**Set task:**
Look through the data below. Show each line where the string "name" occurs.

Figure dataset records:

=-=-=-=-=

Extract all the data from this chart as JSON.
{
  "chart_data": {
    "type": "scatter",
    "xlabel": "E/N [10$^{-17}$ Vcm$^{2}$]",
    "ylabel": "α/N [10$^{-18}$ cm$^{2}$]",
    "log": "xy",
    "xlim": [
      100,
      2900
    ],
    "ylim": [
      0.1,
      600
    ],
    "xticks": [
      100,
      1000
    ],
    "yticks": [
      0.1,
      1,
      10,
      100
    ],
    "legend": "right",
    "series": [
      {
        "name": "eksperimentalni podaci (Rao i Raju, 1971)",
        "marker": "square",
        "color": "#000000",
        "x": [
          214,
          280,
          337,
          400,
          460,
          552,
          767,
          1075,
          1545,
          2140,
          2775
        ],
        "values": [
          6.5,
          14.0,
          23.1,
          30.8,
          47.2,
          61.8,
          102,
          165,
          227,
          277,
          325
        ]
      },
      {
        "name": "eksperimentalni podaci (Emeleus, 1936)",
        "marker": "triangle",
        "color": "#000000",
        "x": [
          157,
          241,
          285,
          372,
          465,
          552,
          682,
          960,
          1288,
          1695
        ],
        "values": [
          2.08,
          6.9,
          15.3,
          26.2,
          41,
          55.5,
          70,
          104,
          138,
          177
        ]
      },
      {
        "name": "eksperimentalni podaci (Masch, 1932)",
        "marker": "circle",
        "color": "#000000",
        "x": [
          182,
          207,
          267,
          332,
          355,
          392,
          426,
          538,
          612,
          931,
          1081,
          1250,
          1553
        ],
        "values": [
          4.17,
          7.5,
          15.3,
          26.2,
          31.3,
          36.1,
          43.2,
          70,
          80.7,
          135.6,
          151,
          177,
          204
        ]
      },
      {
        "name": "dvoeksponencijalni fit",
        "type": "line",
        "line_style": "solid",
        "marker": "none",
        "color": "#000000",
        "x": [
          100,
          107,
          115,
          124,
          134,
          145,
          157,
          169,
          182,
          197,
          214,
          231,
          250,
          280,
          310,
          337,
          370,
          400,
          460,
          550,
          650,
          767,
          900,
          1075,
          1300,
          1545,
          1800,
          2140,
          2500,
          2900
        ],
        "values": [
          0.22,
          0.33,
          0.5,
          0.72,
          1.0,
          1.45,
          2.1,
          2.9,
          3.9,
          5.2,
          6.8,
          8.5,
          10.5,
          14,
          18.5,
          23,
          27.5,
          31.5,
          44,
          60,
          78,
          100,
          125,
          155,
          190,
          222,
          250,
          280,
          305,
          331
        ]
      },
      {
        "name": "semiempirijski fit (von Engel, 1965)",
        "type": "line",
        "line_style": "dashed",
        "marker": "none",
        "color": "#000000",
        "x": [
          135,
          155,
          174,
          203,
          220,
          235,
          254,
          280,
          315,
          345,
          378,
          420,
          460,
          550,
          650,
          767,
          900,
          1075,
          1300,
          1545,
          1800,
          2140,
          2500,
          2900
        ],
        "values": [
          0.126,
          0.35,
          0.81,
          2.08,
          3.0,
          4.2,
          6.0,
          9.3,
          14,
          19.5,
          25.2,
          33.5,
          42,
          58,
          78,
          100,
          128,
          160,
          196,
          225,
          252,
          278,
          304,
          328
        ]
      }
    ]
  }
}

=-=-=-=-=

**Problem solution:**
        "name": "eksperimentalni podaci (Rao i Raju, 1971)",
        "name": "eksperimentalni podaci (Emeleus, 1936)",
        "name": "eksperimentalni podaci (Masch, 1932)",
        "name": "dvoeksponencijalni fit",
        "name": "semiempirijski fit (von Engel, 1965)",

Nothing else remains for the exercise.